• **Saved entries**:
——————

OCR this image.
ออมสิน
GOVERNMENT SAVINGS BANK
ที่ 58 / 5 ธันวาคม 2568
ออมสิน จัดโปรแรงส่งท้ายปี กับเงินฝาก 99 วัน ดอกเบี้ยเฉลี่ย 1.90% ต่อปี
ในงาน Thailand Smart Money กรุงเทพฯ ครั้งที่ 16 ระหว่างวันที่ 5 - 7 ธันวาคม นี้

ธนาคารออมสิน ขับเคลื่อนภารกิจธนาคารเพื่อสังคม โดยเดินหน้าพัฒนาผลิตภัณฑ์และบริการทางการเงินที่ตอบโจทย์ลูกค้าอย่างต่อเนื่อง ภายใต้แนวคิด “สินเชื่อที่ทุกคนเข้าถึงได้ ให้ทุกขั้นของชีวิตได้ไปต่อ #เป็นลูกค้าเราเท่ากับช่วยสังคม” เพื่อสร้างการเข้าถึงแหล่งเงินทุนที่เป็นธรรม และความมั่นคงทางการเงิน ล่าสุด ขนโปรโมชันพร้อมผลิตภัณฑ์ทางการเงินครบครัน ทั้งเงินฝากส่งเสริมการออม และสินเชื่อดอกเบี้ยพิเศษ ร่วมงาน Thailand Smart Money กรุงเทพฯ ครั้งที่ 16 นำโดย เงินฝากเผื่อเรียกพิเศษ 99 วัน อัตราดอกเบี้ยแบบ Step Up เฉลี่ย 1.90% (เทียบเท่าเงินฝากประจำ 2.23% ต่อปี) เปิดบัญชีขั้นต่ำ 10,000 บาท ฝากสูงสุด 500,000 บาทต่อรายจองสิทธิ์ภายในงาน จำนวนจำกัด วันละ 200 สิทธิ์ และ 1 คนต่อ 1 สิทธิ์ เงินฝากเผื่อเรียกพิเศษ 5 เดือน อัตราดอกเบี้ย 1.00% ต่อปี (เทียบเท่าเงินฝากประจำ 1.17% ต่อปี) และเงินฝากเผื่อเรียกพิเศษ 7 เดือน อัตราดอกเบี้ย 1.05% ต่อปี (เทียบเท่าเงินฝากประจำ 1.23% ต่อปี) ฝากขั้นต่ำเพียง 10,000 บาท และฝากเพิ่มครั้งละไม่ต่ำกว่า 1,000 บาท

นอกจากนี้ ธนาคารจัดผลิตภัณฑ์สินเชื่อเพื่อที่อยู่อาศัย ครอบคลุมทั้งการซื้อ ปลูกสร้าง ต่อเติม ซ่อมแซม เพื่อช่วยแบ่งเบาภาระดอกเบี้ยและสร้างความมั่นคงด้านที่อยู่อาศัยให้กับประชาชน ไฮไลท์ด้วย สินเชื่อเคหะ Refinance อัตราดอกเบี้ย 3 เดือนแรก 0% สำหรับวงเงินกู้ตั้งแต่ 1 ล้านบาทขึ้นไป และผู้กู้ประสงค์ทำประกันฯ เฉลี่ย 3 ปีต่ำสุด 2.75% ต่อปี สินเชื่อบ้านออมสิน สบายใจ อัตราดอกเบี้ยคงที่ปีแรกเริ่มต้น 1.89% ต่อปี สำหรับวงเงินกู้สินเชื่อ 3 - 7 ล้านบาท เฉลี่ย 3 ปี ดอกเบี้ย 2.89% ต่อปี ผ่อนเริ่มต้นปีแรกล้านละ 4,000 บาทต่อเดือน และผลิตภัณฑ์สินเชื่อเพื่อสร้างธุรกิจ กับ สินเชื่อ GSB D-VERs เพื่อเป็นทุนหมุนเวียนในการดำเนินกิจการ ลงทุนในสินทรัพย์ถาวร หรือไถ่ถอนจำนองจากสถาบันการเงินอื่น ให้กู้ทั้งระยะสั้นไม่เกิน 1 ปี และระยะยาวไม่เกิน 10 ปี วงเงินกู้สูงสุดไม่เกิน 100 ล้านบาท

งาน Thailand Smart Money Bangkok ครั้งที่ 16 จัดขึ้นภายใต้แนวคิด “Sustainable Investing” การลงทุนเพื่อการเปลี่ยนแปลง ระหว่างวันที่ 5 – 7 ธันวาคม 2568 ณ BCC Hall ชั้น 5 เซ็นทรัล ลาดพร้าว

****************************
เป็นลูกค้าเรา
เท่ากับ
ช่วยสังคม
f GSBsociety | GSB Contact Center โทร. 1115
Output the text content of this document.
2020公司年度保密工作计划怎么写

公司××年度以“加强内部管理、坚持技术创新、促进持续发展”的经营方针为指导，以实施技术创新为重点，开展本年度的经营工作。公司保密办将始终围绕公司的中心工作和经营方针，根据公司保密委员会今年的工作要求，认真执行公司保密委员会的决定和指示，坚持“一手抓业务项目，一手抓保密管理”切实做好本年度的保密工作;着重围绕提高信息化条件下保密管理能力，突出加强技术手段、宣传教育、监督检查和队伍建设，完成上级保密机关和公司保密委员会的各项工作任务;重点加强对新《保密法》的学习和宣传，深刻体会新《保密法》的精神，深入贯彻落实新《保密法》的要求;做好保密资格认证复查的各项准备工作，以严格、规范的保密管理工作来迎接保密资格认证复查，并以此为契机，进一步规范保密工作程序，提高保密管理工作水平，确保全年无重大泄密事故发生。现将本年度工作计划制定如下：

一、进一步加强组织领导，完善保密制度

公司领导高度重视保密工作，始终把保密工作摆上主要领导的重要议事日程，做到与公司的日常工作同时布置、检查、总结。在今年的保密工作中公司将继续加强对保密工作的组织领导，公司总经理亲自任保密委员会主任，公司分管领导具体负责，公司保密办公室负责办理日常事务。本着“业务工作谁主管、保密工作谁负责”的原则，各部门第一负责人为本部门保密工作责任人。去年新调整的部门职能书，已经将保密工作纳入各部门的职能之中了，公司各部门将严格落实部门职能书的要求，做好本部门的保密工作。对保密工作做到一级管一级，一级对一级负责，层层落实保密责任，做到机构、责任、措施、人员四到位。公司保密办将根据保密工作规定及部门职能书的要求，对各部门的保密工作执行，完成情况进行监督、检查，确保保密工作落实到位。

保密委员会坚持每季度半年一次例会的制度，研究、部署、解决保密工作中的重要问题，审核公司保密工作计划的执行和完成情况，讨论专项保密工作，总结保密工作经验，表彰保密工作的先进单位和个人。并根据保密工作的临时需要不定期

——————

• **WRITTEN EXERCISE**: Please give back all of the records exactly as written.

• **FINISHED TASK**:
OCR this image.
ออมสิน
GOVERNMENT SAVINGS BANK
ที่ 58 / 5 ธันวาคม 2568
ออมสิน จัดโปรแรงส่งท้ายปี กับเงินฝาก 99 วัน ดอกเบี้ยเฉลี่ย 1.90% ต่อปี
ในงาน Thailand Smart Money กรุงเทพฯ ครั้งที่ 16 ระหว่างวันที่ 5 - 7 ธันวาคม นี้

ธนาคารออมสิน ขับเคลื่อนภารกิจธนาคารเพื่อสังคม โดยเดินหน้าพัฒนาผลิตภัณฑ์และบริการทางการเงินที่ตอบโจทย์ลูกค้าอย่างต่อเนื่อง ภายใต้แนวคิด “สินเชื่อที่ทุกคนเข้าถึงได้ ให้ทุกขั้นของชีวิตได้ไปต่อ #เป็นลูกค้าเราเท่ากับช่วยสังคม” เพื่อสร้างการเข้าถึงแหล่งเงินทุนที่เป็นธรรม และความมั่นคงทางการเงิน ล่าสุด ขนโปรโมชันพร้อมผลิตภัณฑ์ทางการเงินครบครัน ทั้งเงินฝากส่งเสริมการออม และสินเชื่อดอกเบี้ยพิเศษ ร่วมงาน Thailand Smart Money กรุงเทพฯ ครั้งที่ 16 นำโดย เงินฝากเผื่อเรียกพิเศษ 99 วัน อัตราดอกเบี้ยแบบ Step Up เฉลี่ย 1.90% (เทียบเท่าเงินฝากประจำ 2.23% ต่อปี) เปิดบัญชีขั้นต่ำ 10,000 บาท ฝากสูงสุด 500,000 บาทต่อรายจองสิทธิ์ภายในงาน จำนวนจำกัด วันละ 200 สิทธิ์ และ 1 คนต่อ 1 สิทธิ์ เงินฝากเผื่อเรียกพิเศษ 5 เดือน อัตราดอกเบี้ย 1.00% ต่อปี (เทียบเท่าเงินฝากประจำ 1.17% ต่อปี) และเงินฝากเผื่อเรียกพิเศษ 7 เดือน อัตราดอกเบี้ย 1.05% ต่อปี (เทียบเท่าเงินฝากประจำ 1.23% ต่อปี) ฝากขั้นต่ำเพียง 10,000 บาท และฝากเพิ่มครั้งละไม่ต่ำกว่า 1,000 บาท

นอกจากนี้ ธนาคารจัดผลิตภัณฑ์สินเชื่อเพื่อที่อยู่อาศัย ครอบคลุมทั้งการซื้อ ปลูกสร้าง ต่อเติม ซ่อมแซม เพื่อช่วยแบ่งเบาภาระดอกเบี้ยและสร้างความมั่นคงด้านที่อยู่อาศัยให้กับประชาชน ไฮไลท์ด้วย สินเชื่อเคหะ Refinance อัตราดอกเบี้ย 3 เดือนแรก 0% สำหรับวงเงินกู้ตั้งแต่ 1 ล้านบาทขึ้นไป และผู้กู้ประสงค์ทำประกันฯ เฉลี่ย 3 ปีต่ำสุด 2.75% ต่อปี สินเชื่อบ้านออมสิน สบายใจ อัตราดอกเบี้ยคงที่ปีแรกเริ่มต้น 1.89% ต่อปี สำหรับวงเงินกู้สินเชื่อ 3 - 7 ล้านบาท เฉลี่ย 3 ปี ดอกเบี้ย 2.89% ต่อปี ผ่อนเริ่มต้นปีแรกล้านละ 4,000 บาทต่อเดือน และผลิตภัณฑ์สินเชื่อเพื่อสร้างธุรกิจ กับ สินเชื่อ GSB D-VERs เพื่อเป็นทุนหมุนเวียนในการดำเนินกิจการ ลงทุนในสินทรัพย์ถาวร หรือไถ่ถอนจำนองจากสถาบันการเงินอื่น ให้กู้ทั้งระยะสั้นไม่เกิน 1 ปี และระยะยาวไม่เกิน 10 ปี วงเงินกู้สูงสุดไม่เกิน 100 ล้านบาท

งาน Thailand Smart Money Bangkok ครั้งที่ 16 จัดขึ้นภายใต้แนวคิด “Sustainable Investing” การลงทุนเพื่อการเปลี่ยนแปลง ระหว่างวันที่ 5 – 7 ธันวาคม 2568 ณ BCC Hall ชั้น 5 เซ็นทรัล ลาดพร้าว

****************************
เป็นลูกค้าเรา
เท่ากับ
ช่วยสังคม
f GSBsociety | GSB Contact Center โทร. 1115
Output the text content of this document.
2020公司年度保密工作计划怎么写

公司××年度以“加强内部管理、坚持技术创新、促进持续发展”的经营方针为指导，以实施技术创新为重点，开展本年度的经营工作。公司保密办将始终围绕公司的中心工作和经营方针，根据公司保密委员会今年的工作要求，认真执行公司保密委员会的决定和指示，坚持“一手抓业务项目，一手抓保密管理”切实做好本年度的保密工作;着重围绕提高信息化条件下保密管理能力，突出加强技术手段、宣传教育、监督检查和队伍建设，完成上级保密机关和公司保密委员会的各项工作任务;重点加强对新《保密法》的学习和宣传，深刻体会新《保密法》的精神，深入贯彻落实新《保密法》的要求;做好保密资格认证复查的各项准备工作，以严格、规范的保密管理工作来迎接保密资格认证复查，并以此为契机，进一步规范保密工作程序，提高保密管理工作水平，确保全年无重大泄密事故发生。现将本年度工作计划制定如下：

一、进一步加强组织领导，完善保密制度

公司领导高度重视保密工作，始终把保密工作摆上主要领导的重要议事日程，做到与公司的日常工作同时布置、检查、总结。在今年的保密工作中公司将继续加强对保密工作的组织领导，公司总经理亲自任保密委员会主任，公司分管领导具体负责，公司保密办公室负责办理日常事务。本着“业务工作谁主管、保密工作谁负责”的原则，各部门第一负责人为本部门保密工作责任人。去年新调整的部门职能书，已经将保密工作纳入各部门的职能之中了，公司各部门将严格落实部门职能书的要求，做好本部门的保密工作。对保密工作做到一级管一级，一级对一级负责，层层落实保密责任，做到机构、责任、措施、人员四到位。公司保密办将根据保密工作规定及部门职能书的要求，对各部门的保密工作执行，完成情况进行监督、检查，确保保密工作落实到位。

保密委员会坚持每季度半年一次例会的制度，研究、部署、解决保密工作中的重要问题，审核公司保密工作计划的执行和完成情况，讨论专项保密工作，总结保密工作经验，表彰保密工作的先进单位和个人。并根据保密工作的临时需要不定期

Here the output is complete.